Your task -> Gather every line in the listing below that contains the string "last", and copy each such line in full. Case counts.

>>>

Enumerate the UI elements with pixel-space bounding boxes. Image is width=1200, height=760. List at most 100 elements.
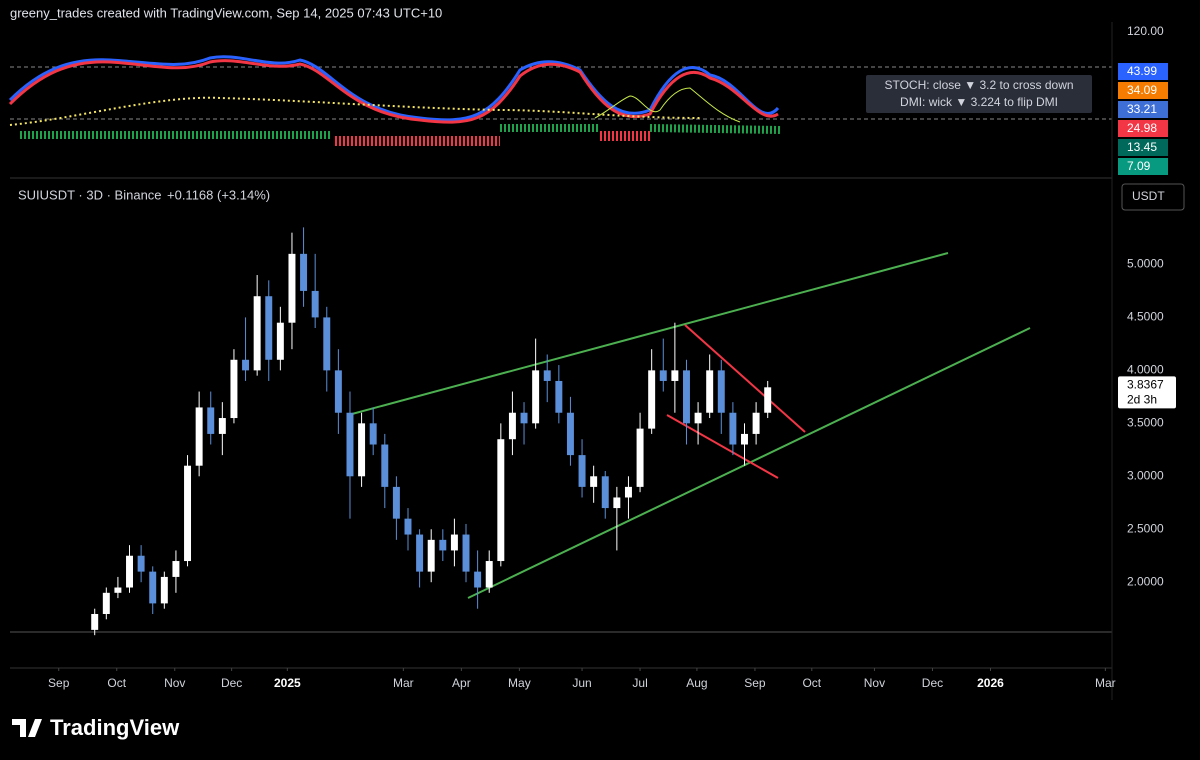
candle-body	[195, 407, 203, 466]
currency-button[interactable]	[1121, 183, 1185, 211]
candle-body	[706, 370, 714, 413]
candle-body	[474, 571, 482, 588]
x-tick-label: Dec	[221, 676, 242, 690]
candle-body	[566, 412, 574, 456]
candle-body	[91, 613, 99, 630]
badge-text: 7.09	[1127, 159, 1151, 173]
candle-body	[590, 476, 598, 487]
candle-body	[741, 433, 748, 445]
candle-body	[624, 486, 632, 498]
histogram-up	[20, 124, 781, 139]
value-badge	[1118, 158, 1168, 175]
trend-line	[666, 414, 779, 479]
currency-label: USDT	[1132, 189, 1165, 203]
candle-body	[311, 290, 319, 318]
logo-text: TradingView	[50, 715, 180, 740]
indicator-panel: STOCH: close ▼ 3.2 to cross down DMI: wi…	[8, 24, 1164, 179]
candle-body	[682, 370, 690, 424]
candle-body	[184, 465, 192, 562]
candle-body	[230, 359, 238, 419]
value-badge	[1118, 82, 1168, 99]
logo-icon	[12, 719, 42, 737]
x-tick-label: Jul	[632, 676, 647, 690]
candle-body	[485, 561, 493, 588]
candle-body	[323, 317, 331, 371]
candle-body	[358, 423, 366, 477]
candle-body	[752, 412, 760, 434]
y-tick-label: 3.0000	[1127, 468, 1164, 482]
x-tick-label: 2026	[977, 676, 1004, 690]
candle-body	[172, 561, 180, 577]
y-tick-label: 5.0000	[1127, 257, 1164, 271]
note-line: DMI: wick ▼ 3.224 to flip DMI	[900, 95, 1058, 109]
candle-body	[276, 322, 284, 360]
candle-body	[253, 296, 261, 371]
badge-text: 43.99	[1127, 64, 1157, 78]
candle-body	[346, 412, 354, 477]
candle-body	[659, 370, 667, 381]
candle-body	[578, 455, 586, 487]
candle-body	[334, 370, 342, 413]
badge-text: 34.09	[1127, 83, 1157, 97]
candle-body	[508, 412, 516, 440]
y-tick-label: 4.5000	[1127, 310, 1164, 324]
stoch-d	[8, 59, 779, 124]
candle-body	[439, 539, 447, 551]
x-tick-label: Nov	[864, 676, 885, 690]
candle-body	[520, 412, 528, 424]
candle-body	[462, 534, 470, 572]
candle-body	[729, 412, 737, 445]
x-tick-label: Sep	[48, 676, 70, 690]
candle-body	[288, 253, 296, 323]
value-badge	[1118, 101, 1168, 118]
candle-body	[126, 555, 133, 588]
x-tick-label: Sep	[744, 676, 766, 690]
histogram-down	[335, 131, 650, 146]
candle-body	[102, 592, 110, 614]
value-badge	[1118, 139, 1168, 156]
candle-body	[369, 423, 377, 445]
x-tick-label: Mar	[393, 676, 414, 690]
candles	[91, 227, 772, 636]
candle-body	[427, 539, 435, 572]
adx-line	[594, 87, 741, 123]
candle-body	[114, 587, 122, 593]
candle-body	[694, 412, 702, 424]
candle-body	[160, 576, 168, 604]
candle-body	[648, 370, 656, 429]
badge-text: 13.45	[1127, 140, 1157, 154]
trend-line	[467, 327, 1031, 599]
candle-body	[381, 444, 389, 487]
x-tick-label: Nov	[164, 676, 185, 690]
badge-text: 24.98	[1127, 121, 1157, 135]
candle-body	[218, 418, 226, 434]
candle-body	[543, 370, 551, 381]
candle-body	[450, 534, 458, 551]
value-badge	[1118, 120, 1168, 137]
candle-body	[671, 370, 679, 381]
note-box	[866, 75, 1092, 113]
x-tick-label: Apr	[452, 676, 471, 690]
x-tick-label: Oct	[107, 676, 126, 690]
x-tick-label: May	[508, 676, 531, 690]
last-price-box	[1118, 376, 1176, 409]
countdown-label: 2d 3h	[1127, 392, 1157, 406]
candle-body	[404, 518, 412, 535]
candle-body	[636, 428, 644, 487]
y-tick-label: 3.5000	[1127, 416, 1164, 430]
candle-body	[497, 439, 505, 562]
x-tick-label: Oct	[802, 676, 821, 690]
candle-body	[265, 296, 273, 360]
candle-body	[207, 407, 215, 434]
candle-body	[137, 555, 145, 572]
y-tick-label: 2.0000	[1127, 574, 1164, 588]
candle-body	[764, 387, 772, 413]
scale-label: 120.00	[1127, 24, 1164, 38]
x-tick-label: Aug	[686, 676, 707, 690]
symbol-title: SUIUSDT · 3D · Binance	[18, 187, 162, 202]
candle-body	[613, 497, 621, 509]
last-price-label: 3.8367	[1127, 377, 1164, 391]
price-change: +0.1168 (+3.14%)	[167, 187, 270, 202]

<<<

Response below ->
last-price-box	[1118, 376, 1176, 409]
last-price-label: 3.8367	[1127, 377, 1164, 391]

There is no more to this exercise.